_TASK PROMPT_. Identify every line in the records below that contains the word "debate", and copy each of those lines.

Lines of data:
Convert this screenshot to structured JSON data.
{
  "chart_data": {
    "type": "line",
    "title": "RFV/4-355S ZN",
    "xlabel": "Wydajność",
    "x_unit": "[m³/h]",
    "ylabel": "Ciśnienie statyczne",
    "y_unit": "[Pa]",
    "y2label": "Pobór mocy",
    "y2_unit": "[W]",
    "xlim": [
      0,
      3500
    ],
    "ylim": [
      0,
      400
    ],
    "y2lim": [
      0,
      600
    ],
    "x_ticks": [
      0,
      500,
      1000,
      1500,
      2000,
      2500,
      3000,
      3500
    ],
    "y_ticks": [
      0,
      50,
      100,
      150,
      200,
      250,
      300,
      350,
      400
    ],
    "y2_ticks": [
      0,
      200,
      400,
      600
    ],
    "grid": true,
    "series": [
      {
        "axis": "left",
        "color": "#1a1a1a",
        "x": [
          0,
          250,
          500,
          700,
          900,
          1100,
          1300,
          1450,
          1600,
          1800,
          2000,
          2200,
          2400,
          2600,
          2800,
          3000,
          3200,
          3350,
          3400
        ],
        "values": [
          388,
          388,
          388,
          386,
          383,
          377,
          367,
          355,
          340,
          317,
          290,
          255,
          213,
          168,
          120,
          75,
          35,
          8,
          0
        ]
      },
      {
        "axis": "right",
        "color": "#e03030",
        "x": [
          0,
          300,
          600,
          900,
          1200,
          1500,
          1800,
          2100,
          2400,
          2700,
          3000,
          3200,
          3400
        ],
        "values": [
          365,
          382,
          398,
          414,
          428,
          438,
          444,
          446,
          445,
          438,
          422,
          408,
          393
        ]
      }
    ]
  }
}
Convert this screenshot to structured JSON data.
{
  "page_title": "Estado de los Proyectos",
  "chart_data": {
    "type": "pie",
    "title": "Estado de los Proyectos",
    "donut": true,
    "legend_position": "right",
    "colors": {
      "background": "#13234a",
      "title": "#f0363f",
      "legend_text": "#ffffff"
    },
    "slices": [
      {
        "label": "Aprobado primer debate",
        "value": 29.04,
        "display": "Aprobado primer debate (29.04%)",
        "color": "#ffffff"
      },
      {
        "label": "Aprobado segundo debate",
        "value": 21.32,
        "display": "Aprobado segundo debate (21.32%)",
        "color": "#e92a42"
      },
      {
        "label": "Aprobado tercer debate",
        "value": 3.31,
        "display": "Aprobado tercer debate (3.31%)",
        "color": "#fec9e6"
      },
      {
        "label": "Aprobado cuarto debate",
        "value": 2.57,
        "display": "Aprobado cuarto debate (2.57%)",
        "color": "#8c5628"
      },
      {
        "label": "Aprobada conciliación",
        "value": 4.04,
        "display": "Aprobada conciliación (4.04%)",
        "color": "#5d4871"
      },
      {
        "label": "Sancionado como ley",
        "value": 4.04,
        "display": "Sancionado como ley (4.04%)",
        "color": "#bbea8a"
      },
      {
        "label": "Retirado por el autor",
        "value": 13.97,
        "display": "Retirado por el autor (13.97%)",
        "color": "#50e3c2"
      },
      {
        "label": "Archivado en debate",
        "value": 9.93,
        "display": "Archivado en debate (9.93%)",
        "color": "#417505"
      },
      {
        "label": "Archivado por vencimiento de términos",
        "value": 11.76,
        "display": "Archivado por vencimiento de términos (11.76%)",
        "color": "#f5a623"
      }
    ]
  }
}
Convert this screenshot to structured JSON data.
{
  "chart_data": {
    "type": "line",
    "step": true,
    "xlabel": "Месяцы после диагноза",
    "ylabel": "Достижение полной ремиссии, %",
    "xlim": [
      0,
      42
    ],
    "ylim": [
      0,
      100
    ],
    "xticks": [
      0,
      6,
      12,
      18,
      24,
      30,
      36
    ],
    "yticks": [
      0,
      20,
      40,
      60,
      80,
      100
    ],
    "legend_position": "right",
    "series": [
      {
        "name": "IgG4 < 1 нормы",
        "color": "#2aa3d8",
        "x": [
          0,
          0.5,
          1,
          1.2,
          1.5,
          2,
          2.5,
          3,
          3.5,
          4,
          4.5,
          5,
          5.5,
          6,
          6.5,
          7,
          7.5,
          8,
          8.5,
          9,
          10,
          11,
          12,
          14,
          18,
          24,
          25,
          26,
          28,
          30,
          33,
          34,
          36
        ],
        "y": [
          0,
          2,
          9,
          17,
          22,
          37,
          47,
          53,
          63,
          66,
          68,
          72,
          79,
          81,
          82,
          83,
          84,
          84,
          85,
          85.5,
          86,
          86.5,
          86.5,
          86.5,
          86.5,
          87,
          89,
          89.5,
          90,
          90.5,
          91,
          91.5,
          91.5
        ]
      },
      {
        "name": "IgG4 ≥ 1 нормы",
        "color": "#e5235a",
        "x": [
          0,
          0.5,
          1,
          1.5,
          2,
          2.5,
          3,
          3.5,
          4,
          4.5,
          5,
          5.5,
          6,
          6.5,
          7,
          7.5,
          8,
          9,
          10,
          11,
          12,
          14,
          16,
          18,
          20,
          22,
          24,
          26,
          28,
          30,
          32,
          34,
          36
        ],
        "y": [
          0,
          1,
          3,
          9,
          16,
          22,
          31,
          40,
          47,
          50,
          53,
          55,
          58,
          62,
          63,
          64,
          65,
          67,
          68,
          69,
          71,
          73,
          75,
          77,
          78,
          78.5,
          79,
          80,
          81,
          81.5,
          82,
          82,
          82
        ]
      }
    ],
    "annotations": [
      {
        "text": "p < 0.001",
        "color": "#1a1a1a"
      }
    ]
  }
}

_RIGHT ANSWER_.
        "label": "Aprobado primer debate",
        "display": "Aprobado primer debate (29.04%)",
        "label": "Aprobado segundo debate",
        "display": "Aprobado segundo debate (21.32%)",
        "label": "Aprobado tercer debate",
        "display": "Aprobado tercer debate (3.31%)",
        "label": "Aprobado cuarto debate",
        "display": "Aprobado cuarto debate (2.57%)",
        "label": "Archivado en debate",
        "display": "Archivado en debate (9.93%)",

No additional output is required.